EXERCISE AIM =>
For each line below that contains the string "Piazza", copy that line.

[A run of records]
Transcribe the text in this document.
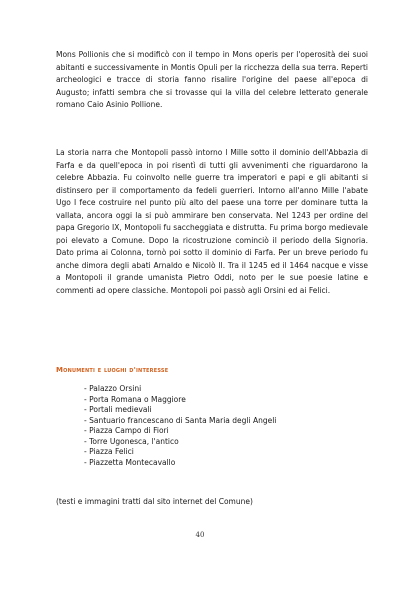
Mons Pollionis che si modificò con il tempo in Mons operis per l'operosità dei suoi abitanti e successivamente in Montis Opuli per la ricchezza della sua terra. Reperti archeologici e tracce di storia fanno risalire l'origine del paese all'epoca di Augusto; infatti sembra che si trovasse qui la villa del celebre letterato generale romano Caio Asinio Pollione.

La storia narra che Montopoli passò intorno l Mille sotto il dominio dell'Abbazia di Farfa e da quell'epoca in poi risentì di tutti gli avvenimenti che riguardarono la celebre Abbazia. Fu coinvolto nelle guerre tra imperatori e papi e gli abitanti si distinsero per il comportamento da fedeli guerrieri. Intorno all'anno Mille l'abate Ugo I fece costruire nel punto più alto del paese una torre per dominare tutta la vallata, ancora oggi la si può ammirare ben conservata. Nel 1243 per ordine del papa Gregorio IX, Montopoli fu saccheggiata e distrutta. Fu prima borgo medievale poi elevato a Comune. Dopo la ricostruzione cominciò il periodo della Signoria. Dato prima ai Colonna, tornò poi sotto il dominio di Farfa. Per un breve periodo fu anche dimora degli abati Arnaldo e Nicolò II. Tra il 1245 ed il 1464 nacque e visse a Montopoli il grande umanista Pietro Oddi, noto per le sue poesie latine e commenti ad opere classiche. Montopoli poi passò agli Orsini ed ai Felici.

Monumenti e luoghi d'interesse

- Palazzo Orsini
- Porta Romana o Maggiore
- Portali medievali
- Santuario francescano di Santa Maria degli Angeli
- Piazza Campo di Fiori
- Torre Ugonesca, l'antico
- Piazza Felici
- Piazzetta Montecavallo

(testi e immagini tratti dal sito internet del Comune)

40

RESPONSE TO THE EXERCISE =>
- Piazza Campo di Fiori
- Piazza Felici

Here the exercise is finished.